Identify each line below that contains the word "example", and copy it out.

INFORMATION PROVIDED
◆ ◆ ◆ ◆ ◆ ◆ ◆
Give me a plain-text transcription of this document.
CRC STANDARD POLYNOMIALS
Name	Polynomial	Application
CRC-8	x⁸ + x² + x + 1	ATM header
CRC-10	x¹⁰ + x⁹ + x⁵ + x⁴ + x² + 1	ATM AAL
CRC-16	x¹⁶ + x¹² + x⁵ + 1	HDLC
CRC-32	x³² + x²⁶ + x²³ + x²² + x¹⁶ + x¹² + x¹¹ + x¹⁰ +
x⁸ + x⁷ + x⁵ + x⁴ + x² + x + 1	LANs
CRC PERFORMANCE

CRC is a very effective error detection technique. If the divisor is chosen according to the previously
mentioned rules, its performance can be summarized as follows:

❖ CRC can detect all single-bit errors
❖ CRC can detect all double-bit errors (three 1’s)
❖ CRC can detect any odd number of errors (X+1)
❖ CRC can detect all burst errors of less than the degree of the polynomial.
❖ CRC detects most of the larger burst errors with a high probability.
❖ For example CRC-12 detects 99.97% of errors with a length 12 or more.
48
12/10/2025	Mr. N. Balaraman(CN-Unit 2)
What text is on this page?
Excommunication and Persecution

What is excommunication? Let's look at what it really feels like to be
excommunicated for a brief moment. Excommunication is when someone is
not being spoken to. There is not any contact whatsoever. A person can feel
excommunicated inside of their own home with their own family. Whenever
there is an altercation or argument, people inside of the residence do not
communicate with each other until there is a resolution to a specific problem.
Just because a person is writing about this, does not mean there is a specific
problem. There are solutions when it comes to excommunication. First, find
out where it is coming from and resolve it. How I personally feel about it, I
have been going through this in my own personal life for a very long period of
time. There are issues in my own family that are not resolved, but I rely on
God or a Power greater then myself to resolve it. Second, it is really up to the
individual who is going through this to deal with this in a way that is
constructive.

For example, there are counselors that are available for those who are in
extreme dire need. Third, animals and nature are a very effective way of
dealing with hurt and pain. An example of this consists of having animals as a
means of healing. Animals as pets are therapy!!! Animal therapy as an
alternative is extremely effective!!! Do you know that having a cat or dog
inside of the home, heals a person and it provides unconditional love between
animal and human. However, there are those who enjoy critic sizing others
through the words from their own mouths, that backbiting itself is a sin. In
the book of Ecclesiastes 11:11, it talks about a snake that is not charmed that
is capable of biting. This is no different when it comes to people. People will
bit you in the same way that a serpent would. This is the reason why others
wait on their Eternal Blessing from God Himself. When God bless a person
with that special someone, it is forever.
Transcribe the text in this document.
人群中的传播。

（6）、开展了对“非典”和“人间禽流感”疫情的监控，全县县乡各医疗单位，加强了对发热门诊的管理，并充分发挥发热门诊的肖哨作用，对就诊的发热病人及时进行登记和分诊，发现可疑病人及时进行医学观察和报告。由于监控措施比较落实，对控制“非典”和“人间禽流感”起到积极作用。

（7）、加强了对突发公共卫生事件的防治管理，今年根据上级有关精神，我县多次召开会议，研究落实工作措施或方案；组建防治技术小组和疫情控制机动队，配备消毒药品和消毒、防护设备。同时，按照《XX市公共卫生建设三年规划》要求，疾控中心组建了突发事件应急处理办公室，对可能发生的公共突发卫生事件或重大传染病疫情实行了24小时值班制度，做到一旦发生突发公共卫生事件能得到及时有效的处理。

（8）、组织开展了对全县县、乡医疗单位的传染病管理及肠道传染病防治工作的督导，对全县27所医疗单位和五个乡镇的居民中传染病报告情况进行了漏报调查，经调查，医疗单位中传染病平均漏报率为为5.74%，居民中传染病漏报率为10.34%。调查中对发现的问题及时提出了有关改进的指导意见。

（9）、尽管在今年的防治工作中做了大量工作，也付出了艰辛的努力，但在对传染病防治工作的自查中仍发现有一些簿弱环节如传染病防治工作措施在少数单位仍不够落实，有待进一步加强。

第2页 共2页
◆ ◆ ◆ ◆ ◆ ◆ ◆
COMPLETE ANSWER
❖ For example CRC-12 detects 99.97% of errors with a length 12 or more.
For example, there are counselors that are available for those who are in
dealing with hurt and pain. An example of this consists of having animals as a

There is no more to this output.